→ WHAT IS REQUIRED:
Extract each line containing the string "вида".

→ EXTRACTED INFORMATION:
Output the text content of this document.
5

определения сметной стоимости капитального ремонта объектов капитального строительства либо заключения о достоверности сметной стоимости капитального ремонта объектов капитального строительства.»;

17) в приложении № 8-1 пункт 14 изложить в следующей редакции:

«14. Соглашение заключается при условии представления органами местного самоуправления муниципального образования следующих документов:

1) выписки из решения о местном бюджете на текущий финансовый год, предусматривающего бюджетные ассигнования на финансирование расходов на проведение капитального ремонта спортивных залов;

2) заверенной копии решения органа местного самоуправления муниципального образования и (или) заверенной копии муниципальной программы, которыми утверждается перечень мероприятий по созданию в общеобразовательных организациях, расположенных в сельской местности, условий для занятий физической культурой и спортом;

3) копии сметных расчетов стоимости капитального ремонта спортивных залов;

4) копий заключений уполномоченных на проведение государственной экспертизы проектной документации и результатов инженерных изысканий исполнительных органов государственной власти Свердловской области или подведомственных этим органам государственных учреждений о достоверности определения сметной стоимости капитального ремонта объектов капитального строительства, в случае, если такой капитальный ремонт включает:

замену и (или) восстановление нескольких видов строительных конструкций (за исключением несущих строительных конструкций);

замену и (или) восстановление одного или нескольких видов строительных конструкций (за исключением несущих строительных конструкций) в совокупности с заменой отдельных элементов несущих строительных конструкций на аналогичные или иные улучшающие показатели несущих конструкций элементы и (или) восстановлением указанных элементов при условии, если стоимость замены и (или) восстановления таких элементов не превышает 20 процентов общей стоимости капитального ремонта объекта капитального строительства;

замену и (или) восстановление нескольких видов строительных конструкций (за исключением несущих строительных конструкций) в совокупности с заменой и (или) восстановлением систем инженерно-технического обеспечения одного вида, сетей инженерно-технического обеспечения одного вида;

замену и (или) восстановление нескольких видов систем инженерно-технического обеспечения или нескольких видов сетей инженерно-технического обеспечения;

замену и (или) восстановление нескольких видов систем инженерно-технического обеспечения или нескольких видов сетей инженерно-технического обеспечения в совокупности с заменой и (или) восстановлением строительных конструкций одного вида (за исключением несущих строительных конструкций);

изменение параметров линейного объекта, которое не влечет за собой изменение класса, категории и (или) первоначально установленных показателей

→ RESULT BELOW:
замену и (или) восстановление нескольких видов строительных конструкций (за исключением несущих строительных конструкций) в совокупности с заменой и (или) восстановлением систем инженерно-технического обеспечения одного вида, сетей инженерно-технического обеспечения одного вида;
замену и (или) восстановление нескольких видов систем инженерно-технического обеспечения или нескольких видов сетей инженерно-технического обеспечения в совокупности с заменой и (или) восстановлением строительных конструкций одного вида (за исключением несущих строительных конструкций);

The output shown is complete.